*** Data to use

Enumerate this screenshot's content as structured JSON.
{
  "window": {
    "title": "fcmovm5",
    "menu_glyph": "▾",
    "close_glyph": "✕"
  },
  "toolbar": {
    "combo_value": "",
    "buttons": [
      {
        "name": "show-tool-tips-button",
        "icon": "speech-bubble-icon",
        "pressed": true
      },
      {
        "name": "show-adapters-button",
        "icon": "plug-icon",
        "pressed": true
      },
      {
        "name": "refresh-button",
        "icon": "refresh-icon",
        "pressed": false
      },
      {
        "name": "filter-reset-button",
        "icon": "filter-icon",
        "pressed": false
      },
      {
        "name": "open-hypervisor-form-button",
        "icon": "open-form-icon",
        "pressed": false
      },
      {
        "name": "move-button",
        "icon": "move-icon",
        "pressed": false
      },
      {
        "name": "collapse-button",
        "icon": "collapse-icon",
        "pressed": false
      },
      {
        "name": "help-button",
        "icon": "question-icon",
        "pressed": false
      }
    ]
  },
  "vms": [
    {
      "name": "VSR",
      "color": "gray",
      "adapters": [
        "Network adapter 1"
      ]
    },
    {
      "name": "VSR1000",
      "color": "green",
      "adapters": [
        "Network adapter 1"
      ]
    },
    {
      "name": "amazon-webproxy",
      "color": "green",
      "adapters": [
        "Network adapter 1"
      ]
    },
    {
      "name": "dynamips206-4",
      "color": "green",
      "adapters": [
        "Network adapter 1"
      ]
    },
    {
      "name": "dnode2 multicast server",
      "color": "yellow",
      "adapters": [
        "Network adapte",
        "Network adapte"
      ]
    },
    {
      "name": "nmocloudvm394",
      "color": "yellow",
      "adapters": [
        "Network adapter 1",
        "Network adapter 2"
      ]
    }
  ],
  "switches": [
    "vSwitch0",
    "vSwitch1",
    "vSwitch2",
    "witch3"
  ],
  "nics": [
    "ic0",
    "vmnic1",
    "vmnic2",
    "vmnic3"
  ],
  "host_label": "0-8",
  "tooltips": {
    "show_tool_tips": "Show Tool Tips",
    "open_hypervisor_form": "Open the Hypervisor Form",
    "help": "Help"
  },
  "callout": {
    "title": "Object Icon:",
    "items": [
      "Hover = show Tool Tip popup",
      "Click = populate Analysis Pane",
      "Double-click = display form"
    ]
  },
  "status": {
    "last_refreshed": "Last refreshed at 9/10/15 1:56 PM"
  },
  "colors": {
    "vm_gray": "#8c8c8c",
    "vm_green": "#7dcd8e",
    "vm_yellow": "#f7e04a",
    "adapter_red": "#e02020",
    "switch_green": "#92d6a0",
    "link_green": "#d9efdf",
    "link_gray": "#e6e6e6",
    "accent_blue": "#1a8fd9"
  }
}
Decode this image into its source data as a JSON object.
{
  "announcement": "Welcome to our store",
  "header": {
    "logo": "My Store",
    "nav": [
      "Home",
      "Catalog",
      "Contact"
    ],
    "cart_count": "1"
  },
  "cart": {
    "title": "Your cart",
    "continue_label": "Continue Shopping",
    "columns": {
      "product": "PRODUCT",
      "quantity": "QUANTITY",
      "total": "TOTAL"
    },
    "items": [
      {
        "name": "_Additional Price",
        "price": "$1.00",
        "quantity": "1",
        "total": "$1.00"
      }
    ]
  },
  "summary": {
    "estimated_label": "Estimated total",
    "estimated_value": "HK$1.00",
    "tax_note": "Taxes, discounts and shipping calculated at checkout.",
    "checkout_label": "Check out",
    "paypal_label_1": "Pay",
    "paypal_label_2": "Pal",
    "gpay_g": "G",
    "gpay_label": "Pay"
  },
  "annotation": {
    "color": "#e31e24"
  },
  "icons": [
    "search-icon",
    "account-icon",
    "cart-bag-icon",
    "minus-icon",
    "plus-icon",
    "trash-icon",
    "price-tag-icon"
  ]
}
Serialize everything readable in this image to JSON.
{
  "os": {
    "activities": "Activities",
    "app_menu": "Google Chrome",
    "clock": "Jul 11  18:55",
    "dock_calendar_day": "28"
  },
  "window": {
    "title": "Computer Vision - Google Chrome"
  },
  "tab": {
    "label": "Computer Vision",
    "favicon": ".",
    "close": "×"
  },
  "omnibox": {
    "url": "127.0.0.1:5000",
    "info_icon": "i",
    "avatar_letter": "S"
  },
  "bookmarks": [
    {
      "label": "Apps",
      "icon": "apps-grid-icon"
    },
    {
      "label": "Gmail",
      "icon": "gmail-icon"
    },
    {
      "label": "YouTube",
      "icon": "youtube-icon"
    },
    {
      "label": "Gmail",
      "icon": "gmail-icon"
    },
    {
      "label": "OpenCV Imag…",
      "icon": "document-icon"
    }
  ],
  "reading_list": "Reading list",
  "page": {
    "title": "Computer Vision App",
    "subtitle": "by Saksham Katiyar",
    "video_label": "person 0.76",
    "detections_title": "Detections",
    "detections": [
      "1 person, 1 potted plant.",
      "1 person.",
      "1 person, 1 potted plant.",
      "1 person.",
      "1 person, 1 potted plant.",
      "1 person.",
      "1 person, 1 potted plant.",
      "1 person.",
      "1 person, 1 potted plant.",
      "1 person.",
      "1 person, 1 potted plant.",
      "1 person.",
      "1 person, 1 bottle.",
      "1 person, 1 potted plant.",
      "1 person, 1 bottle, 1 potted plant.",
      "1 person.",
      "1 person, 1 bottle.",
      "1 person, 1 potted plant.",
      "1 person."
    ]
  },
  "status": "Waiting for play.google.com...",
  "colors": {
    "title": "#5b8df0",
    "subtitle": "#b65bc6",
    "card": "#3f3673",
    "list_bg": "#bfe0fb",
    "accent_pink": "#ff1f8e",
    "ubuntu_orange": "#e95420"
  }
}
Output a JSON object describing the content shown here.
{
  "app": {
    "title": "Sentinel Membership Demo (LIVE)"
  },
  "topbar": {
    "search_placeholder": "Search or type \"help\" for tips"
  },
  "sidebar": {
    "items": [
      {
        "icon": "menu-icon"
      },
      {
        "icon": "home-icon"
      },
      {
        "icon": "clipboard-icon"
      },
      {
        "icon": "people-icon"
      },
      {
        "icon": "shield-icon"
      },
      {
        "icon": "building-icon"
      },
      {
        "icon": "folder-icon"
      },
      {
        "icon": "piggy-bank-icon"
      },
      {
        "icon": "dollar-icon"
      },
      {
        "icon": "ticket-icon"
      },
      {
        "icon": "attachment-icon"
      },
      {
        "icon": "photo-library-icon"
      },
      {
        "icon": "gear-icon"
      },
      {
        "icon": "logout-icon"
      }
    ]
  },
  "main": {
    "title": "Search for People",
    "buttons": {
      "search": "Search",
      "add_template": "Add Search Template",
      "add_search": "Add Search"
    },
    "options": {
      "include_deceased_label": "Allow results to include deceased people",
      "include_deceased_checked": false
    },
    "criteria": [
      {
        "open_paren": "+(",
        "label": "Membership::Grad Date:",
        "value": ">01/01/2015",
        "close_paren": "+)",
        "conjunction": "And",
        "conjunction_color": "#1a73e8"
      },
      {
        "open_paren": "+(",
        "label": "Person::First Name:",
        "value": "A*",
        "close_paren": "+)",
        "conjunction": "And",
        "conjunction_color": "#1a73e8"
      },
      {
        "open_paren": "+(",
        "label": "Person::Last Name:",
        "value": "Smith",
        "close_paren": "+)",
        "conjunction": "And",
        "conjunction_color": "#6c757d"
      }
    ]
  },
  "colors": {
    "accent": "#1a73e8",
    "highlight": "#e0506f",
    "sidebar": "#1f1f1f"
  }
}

******

Instruction >>
Look through the entries above and report the number of lines that contain "this". Write only the number.

The solution >>
3